**Teks Bacaan**.
%%
Selain itu, Prabowo harus memperkuat legitimasi pemerintahannya
dengan merancang kebijakan yang benar-benar berorientasi pada rakyat. Menurut
Amartya Sen dalam bukunya Development as Freedom, pemimpin yang efektif
adalah mereka yang mampu mendorong kebijakan untuk kebebasan dan kesejahteraan
masyarakat. Pendekatan ini sangat relevan bagi Prabowo untuk merebut kembali
narasi tentang kepemimpinannya yang independen serta berdaulat.
Langkah-langkah ini akan memperlihatkan bahwa kepemimpinan Prabowo
bukan sekadar kelanjutan dari kebijakan Jokowi, melainkan sebuah transisi ke
arah pemerintahan yang lebih berdaulat. Keputusan untuk fokus pada agenda
nasional yang menyeluruh, seperti pengentasan kemiskinan dan penguatan sistem
demokrasi, menjadi langkah penting untuk memperkuat persatuan dan memperbaiki
polarisasi politik di Indonesia.
Pokok-Pokok Pikiran Persatuan Nasional. Pertama Reformasi
Ekonomi yang Berkeadilan: Menciptakan kebijakan ekonomi yang mengutamakan
pemerataan pembangunan di seluruh wilayah Indonesia. Kedua Penguatan
Institusi Demokrasi: Mengurangi dominasi elit politik dan memperkuat peran
masyarakat sipil. Ketiga Rekonsiliasi Nasional: Mengatasi polarisasi
masyarakat melalui dialog terbuka dan inklusif. Keempat Kemandirian
Kebijakan Luar Negeri: Mengurangi ketergantungan pada kekuatan global tertentu
dan memperkuat posisi Indonesia di kancah internasional.
Manifesto Pemikiran Presiden Prabowo Subianto
Prabowo Subianto dalam bukunya Kepemimpinan untuk Indonesia yang
Berdaulat menekankan pentingnya kedaulatan bangsa dalam segala aspek. Ia
menyatakan bahwa “Kepemimpinan adalah tanggung jawab untuk melayani rakyat,
bukan kepentingan elit.” Pemikiran ini harus diwujudkan dalam kebijakan
nyata yang mencerminkan semangat perubahan dan persatuan.
%%
**Entri yang Tersedia**.
%%
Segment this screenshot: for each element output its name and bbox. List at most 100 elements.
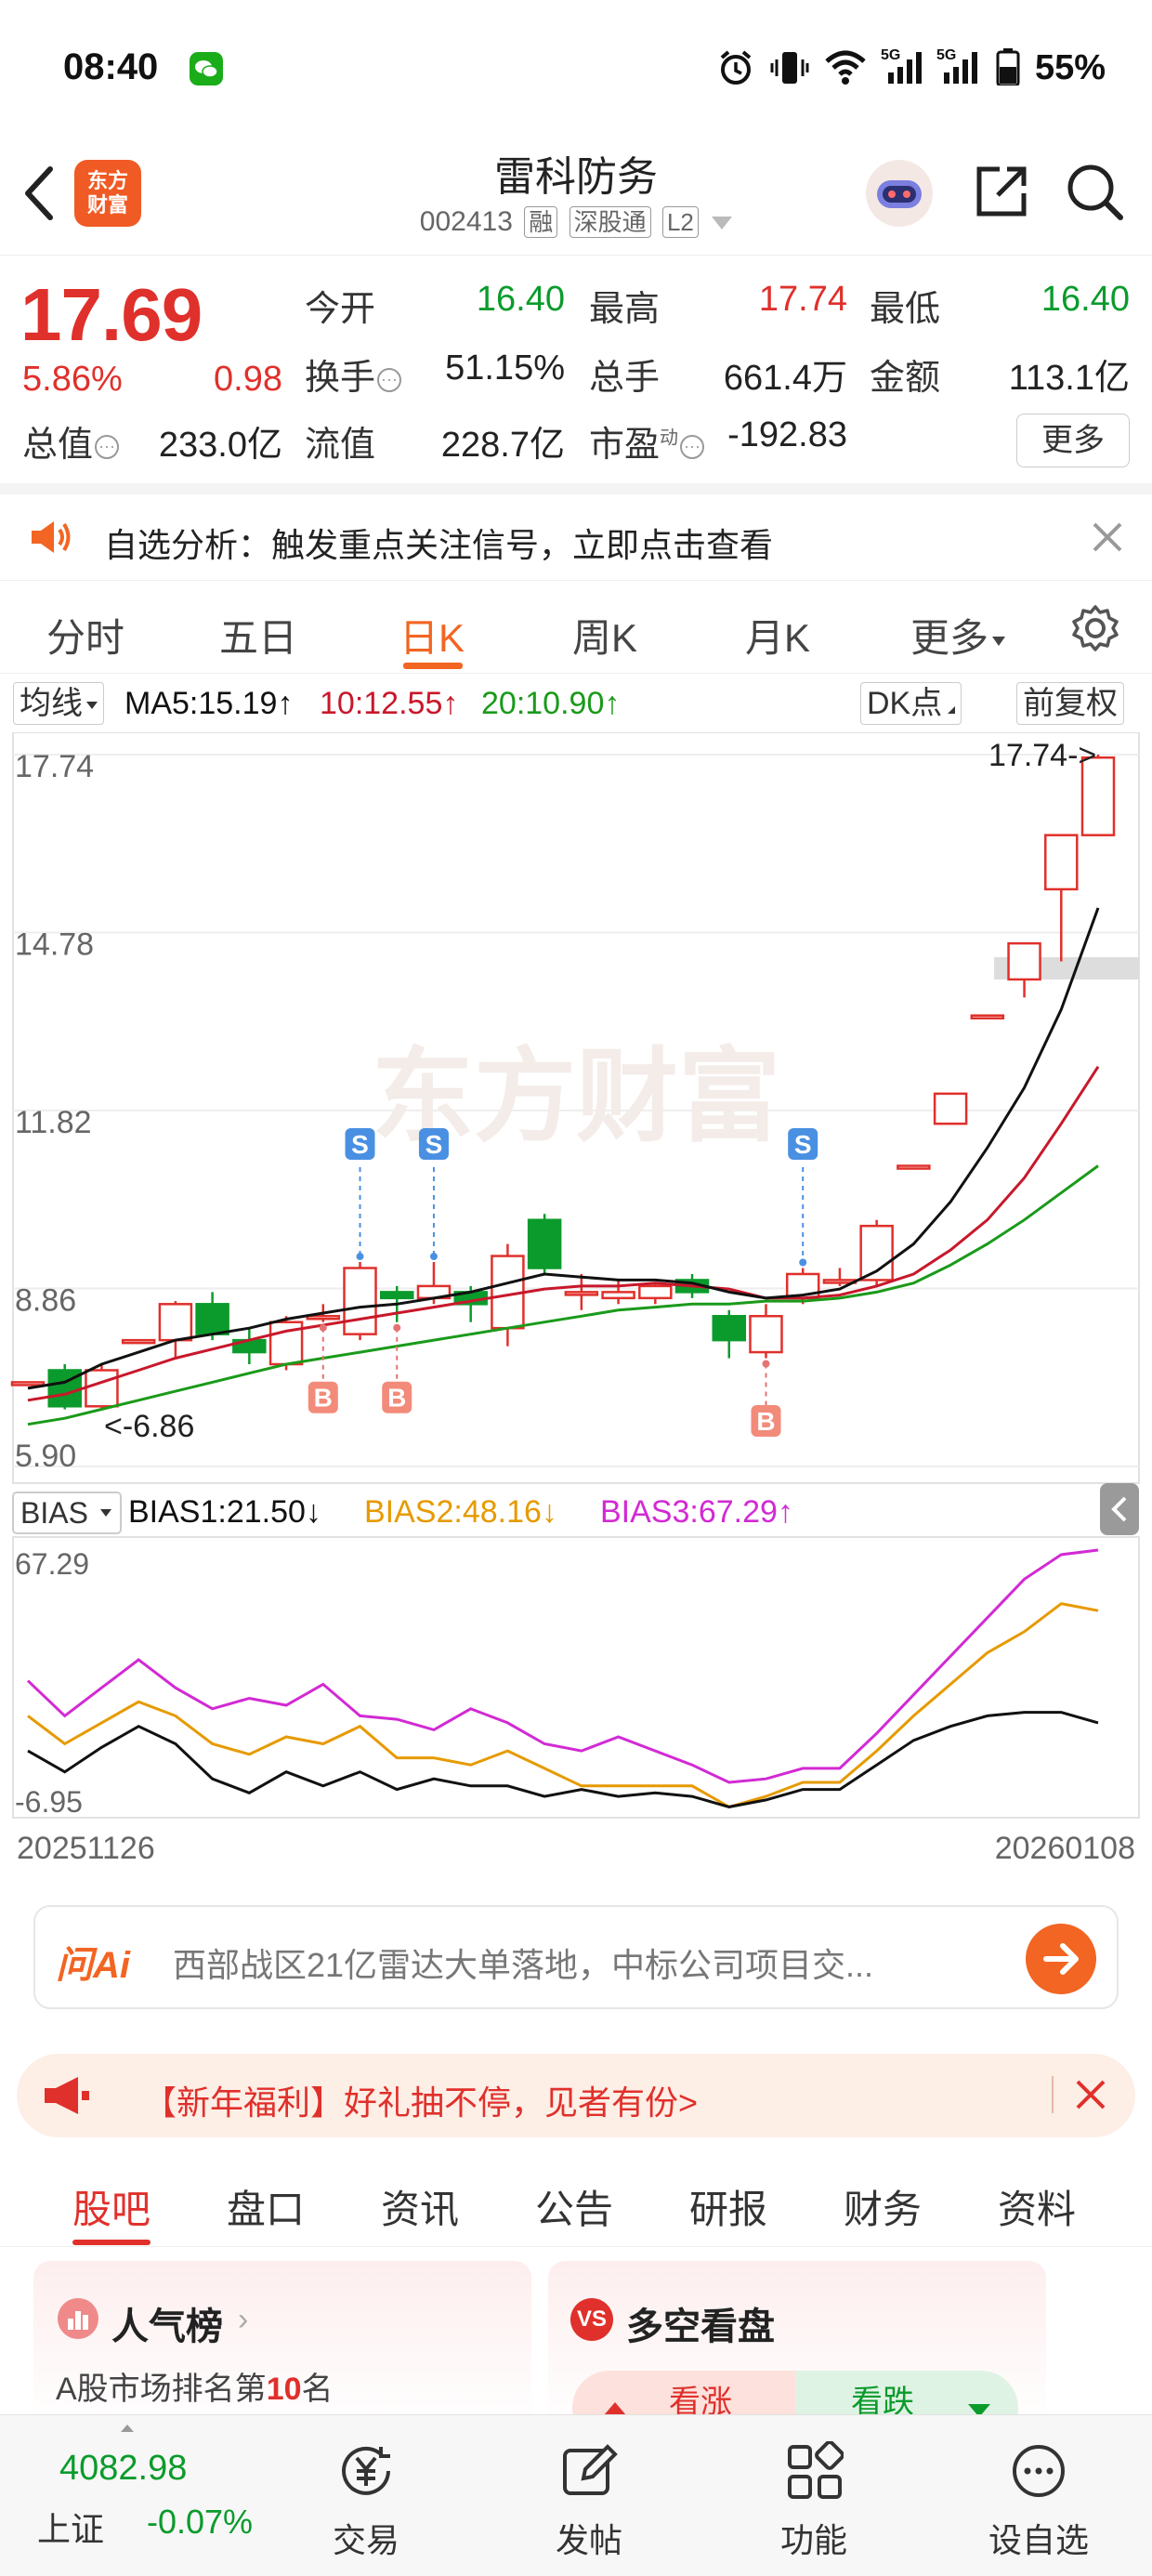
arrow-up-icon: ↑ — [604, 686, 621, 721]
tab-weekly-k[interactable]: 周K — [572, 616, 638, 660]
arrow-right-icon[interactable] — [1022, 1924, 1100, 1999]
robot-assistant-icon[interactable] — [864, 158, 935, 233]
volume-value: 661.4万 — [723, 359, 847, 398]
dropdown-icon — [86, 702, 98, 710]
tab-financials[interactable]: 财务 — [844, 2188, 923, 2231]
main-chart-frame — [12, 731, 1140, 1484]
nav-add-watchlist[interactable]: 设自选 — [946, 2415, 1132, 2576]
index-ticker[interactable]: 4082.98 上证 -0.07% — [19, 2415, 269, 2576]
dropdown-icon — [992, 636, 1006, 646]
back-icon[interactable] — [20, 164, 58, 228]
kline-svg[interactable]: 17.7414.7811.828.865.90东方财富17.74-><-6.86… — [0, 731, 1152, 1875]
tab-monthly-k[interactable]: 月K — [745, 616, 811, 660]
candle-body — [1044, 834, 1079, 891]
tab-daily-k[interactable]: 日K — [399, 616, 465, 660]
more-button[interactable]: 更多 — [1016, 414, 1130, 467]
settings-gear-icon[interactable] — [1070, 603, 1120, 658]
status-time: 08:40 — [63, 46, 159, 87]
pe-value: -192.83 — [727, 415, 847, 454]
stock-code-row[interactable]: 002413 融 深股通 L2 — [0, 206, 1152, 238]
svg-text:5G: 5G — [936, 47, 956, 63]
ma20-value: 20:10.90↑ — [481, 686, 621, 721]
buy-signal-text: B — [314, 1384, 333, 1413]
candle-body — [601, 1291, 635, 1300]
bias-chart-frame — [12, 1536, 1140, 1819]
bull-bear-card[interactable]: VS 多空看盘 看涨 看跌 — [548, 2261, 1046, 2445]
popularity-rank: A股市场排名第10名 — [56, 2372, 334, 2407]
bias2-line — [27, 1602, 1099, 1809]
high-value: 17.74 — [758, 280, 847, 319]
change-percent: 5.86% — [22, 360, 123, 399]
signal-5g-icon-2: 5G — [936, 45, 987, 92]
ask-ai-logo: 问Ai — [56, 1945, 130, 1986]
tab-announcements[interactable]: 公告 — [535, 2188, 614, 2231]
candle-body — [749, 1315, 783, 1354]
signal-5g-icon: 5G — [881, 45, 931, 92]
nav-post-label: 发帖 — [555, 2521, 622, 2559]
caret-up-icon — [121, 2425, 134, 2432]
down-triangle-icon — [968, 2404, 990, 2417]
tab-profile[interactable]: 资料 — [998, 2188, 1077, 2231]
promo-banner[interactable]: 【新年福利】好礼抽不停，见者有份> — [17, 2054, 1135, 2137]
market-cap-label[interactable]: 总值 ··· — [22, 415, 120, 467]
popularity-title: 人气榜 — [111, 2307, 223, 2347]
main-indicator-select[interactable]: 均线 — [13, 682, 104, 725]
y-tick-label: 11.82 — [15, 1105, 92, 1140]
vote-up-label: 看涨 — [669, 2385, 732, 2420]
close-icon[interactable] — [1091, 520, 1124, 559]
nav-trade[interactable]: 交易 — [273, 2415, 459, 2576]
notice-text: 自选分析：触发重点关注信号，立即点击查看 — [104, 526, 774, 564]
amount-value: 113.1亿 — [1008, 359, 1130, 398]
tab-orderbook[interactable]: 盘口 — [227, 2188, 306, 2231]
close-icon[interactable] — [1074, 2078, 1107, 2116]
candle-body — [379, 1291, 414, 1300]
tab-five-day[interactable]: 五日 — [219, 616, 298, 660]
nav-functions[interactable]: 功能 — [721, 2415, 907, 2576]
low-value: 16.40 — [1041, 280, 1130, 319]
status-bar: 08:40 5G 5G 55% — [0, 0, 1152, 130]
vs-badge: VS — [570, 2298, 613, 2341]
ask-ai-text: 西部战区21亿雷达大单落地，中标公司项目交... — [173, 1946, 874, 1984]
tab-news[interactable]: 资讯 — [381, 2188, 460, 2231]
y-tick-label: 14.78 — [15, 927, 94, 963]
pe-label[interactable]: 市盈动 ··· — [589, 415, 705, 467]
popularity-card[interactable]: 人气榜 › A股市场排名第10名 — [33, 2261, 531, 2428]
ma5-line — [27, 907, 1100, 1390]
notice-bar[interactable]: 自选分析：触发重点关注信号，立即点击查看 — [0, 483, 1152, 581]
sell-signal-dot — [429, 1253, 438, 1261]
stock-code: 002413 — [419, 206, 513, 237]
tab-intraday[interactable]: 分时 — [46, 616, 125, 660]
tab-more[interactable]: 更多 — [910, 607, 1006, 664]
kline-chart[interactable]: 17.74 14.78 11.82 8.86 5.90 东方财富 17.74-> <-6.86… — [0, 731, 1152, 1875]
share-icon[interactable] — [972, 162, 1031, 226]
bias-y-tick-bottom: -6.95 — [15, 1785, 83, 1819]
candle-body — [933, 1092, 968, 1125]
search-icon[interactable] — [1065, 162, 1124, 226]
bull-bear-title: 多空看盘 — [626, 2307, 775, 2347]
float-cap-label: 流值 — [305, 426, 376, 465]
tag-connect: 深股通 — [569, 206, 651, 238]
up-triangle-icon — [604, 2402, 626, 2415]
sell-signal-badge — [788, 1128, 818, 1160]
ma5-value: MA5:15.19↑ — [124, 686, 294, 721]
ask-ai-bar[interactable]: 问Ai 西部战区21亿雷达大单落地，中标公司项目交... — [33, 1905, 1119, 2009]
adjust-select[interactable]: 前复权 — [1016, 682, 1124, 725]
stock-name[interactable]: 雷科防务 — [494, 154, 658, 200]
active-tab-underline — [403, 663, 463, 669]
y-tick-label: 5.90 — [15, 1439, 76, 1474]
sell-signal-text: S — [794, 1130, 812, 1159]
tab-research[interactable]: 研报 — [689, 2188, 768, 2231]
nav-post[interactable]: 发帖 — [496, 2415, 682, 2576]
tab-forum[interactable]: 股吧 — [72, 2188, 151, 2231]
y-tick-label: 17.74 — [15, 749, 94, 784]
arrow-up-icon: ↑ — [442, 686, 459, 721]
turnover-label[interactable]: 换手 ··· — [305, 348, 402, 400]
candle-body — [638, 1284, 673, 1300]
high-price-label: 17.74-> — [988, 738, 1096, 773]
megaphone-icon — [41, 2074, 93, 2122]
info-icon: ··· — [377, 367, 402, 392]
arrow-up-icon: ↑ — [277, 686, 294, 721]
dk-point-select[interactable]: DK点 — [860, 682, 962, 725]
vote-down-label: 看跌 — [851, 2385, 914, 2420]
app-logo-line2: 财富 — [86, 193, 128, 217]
%%
**Tujuan Kegiatan**.
a) Jawablah pertanyaan berikut berdasarkan bacaan.
(i) Menurut Amartya Sen dalam bukunya Development as Freedom, siapakah pemimpin yang efektif itu?
(ii) Apa saja contoh agenda nasional yang menyeluruh yang disebutkan dalam bacaan?
(iii) Apa judul buku karya Prabowo Subianto yang disebut dalam bacaan?
b) Tulis kembali bagian bacaan mulai dari "Langkah-langkah ini akan" sampai dengan "politik di Indonesia.", dengan menukar "pengentasan kemiskinan" menjadi "penanggulangan kemiskinan".

**Jawaban yang Diharapkan**.
a)
(i) Pemimpin yang efektif adalah mereka yang mampu mendorong kebijakan untuk kebebasan dan kesejahteraan masyarakat.
(ii) Contohnya adalah pengentasan kemiskinan dan penguatan sistem demokrasi.
(iii) Judulnya Kepemimpinan untuk Indonesia yang Berdaulat.

b)
Langkah-langkah ini akan memperlihatkan bahwa kepemimpinan Prabowo
bukan sekadar kelanjutan dari kebijakan Jokowi, melainkan sebuah transisi ke
arah pemerintahan yang lebih berdaulat. Keputusan untuk fokus pada agenda
nasional yang menyeluruh, seperti penanggulangan kemiskinan dan penguatan sistem
demokrasi, menjadi langkah penting untuk memperkuat persatuan dan memperbaiki
polarisasi politik di Indonesia.